* **AIM**
Look through the listing below and work out how many of its lines hold the word "bishop". Give only the number.

* **Lines of data**

* BEGIN *

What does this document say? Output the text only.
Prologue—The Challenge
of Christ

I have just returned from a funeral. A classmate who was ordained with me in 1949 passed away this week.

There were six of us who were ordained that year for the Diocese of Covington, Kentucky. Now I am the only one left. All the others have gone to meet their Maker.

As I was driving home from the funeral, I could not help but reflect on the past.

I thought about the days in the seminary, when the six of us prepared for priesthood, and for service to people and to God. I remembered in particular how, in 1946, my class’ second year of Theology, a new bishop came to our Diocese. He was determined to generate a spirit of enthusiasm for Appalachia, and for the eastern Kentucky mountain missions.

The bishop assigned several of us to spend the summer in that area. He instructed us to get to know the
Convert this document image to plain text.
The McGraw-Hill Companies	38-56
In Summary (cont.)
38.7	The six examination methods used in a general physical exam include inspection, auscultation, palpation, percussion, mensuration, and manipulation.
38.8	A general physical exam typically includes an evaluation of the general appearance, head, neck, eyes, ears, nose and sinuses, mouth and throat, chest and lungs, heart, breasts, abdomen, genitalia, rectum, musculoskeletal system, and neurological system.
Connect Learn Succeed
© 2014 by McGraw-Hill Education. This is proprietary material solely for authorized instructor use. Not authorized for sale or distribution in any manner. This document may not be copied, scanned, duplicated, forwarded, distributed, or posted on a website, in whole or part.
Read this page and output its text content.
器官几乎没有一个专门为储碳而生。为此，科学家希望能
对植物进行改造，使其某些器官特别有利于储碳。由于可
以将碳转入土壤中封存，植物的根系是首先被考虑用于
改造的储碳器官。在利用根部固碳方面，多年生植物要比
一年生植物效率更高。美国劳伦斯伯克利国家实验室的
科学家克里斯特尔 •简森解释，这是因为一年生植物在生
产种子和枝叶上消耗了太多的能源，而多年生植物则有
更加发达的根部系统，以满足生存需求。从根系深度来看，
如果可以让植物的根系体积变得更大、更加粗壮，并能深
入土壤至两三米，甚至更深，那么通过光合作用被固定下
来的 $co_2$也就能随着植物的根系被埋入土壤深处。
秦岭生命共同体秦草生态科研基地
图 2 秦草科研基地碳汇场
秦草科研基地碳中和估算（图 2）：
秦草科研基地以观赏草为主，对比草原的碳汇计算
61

* END *

* **TASK SOLUTION**
2